Data lines:
- - -
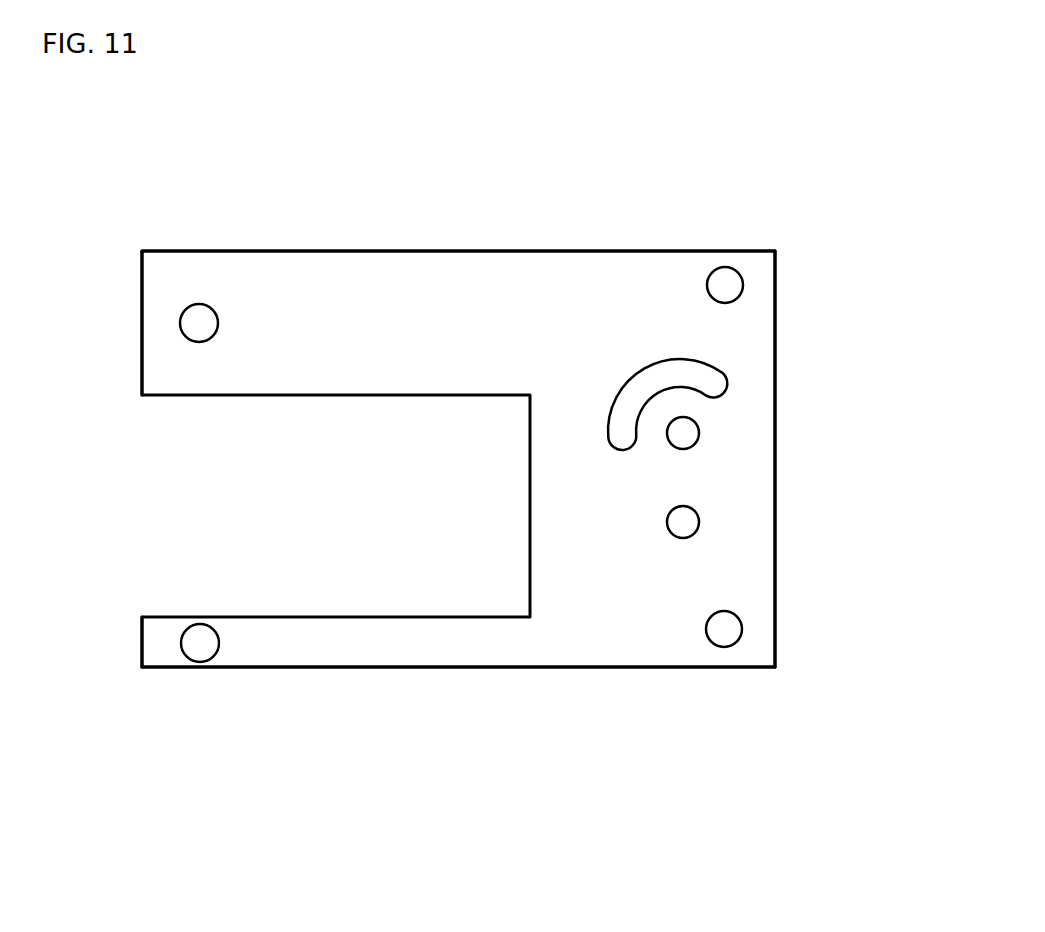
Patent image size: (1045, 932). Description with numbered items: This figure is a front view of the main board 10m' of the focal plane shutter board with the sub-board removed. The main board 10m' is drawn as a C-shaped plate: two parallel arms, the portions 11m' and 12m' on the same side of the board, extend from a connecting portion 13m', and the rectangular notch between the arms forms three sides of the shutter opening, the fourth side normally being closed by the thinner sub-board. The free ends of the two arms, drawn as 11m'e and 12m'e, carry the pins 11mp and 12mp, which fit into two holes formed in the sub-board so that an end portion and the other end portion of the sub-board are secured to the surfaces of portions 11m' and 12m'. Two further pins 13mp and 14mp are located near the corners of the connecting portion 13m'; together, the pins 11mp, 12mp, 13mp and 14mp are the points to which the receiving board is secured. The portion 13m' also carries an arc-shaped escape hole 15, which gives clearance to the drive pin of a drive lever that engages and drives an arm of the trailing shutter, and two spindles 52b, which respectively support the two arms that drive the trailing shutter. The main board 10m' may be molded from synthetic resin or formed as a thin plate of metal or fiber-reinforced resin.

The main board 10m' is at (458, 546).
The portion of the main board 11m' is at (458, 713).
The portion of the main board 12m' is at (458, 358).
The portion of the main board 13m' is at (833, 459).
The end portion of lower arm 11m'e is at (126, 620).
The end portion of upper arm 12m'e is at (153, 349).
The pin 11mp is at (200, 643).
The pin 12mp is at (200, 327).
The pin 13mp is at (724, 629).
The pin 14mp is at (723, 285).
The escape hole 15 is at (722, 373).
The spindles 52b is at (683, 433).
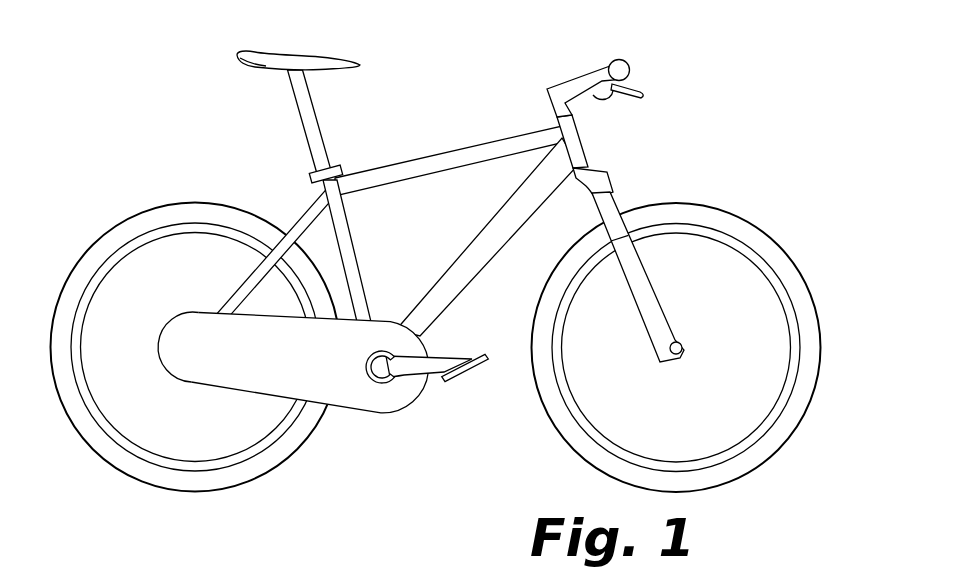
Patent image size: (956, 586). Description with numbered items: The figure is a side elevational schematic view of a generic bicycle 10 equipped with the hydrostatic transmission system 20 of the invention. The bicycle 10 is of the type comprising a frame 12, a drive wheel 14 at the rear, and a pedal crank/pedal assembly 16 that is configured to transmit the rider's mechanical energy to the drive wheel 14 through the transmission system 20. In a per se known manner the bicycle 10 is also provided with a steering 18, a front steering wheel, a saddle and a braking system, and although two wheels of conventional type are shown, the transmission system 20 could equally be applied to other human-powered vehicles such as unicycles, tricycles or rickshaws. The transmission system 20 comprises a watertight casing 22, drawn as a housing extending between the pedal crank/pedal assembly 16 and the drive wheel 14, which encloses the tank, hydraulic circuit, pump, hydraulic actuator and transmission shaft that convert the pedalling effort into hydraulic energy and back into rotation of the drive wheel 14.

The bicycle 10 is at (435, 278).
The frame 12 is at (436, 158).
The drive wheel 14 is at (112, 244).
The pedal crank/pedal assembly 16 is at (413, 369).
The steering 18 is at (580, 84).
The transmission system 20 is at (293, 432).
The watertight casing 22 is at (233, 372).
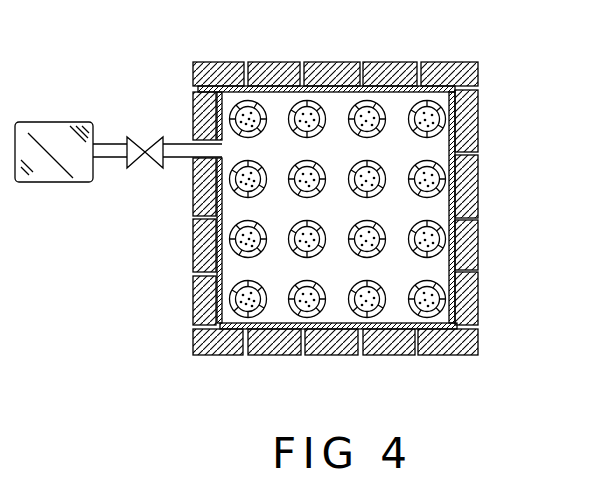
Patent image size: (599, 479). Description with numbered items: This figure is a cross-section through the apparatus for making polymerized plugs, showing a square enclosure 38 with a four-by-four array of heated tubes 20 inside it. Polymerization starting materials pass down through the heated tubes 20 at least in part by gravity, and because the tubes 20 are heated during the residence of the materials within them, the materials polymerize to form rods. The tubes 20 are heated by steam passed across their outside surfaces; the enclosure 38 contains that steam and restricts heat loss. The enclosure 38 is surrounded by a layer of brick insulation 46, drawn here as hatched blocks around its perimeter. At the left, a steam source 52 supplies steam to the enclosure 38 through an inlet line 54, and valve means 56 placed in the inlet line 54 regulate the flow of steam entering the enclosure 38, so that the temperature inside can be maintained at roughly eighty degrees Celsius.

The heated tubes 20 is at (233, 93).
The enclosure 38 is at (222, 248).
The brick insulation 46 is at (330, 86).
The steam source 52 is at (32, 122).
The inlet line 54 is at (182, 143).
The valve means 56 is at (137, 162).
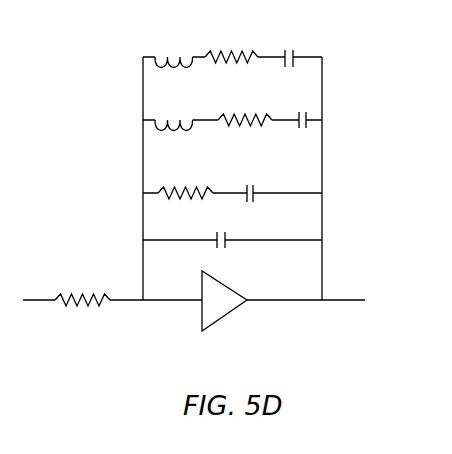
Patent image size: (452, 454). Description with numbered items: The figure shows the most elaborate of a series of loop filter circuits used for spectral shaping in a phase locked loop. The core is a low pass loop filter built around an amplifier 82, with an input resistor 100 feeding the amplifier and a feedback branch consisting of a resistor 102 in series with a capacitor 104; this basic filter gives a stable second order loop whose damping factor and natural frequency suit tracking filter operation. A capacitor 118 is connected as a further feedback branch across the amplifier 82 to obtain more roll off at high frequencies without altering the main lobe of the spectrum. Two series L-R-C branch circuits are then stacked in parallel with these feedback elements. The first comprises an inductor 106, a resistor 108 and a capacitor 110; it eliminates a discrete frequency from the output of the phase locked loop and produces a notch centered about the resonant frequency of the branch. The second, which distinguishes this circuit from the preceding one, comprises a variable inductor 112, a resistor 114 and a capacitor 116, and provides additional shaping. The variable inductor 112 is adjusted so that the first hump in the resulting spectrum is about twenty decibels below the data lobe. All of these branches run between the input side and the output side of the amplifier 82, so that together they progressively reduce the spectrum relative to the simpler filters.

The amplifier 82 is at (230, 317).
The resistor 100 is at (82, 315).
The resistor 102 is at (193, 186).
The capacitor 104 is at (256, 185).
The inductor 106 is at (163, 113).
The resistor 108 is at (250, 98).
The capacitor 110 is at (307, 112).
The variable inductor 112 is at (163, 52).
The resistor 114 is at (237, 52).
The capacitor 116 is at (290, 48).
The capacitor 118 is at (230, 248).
- - -
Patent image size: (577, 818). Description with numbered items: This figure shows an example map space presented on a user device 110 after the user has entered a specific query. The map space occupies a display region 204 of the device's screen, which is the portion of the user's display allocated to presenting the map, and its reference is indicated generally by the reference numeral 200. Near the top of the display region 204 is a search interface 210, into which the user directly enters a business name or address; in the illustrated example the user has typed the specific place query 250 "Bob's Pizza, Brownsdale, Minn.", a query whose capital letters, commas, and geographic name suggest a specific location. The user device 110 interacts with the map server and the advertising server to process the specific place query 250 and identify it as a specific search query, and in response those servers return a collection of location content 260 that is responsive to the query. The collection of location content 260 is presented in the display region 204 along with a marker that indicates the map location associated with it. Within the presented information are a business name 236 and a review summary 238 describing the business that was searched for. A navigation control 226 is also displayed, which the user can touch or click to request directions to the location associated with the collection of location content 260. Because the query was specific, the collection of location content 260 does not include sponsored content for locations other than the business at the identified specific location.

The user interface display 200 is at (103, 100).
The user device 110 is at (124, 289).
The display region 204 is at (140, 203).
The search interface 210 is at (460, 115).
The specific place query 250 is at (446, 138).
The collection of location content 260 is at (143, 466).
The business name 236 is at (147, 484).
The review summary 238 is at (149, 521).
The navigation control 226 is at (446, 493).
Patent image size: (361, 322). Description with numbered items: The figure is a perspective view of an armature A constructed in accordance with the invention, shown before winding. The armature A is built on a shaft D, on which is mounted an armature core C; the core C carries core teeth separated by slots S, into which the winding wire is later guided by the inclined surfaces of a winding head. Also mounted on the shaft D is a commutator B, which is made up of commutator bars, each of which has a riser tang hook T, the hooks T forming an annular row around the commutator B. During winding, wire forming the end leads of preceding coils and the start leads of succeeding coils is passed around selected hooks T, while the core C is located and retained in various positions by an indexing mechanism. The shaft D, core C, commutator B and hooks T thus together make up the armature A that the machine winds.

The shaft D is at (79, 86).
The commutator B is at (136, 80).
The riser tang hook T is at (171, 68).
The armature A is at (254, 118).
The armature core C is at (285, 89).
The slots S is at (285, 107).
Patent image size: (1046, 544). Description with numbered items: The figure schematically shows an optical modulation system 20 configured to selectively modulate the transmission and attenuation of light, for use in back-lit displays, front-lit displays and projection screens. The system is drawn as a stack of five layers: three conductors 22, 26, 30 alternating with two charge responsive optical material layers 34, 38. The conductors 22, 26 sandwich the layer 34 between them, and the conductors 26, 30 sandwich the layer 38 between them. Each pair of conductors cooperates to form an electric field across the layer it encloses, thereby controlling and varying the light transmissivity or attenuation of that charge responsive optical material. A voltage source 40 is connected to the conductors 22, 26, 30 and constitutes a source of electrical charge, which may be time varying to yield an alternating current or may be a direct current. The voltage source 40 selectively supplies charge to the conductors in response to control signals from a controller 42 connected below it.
- - -
Written task: Return every line from the one containing "Patent image size: (599, 479)." down to the one containing "The valve means 56 is at (137, 162).", copied exactly and including both of those lines.

The result:
Patent image size: (599, 479). Description with numbered items: This figure is a cross-section through the apparatus for making polymerized plugs, showing a square enclosure 38 with a four-by-four array of heated tubes 20 inside it. Polymerization starting materials pass down through the heated tubes 20 at least in part by gravity, and because the tubes 20 are heated during the residence of the materials within them, the materials polymerize to form rods. The tubes 20 are heated by steam passed across their outside surfaces; the enclosure 38 contains that steam and restricts heat loss. The enclosure 38 is surrounded by a layer of brick insulation 46, drawn here as hatched blocks around its perimeter. At the left, a steam source 52 supplies steam to the enclosure 38 through an inlet line 54, and valve means 56 placed in the inlet line 54 regulate the flow of steam entering the enclosure 38, so that the temperature inside can be maintained at roughly eighty degrees Celsius.

The heated tubes 20 is at (233, 93).
The enclosure 38 is at (222, 248).
The brick insulation 46 is at (330, 86).
The steam source 52 is at (32, 122).
The inlet line 54 is at (182, 143).
The valve means 56 is at (137, 162).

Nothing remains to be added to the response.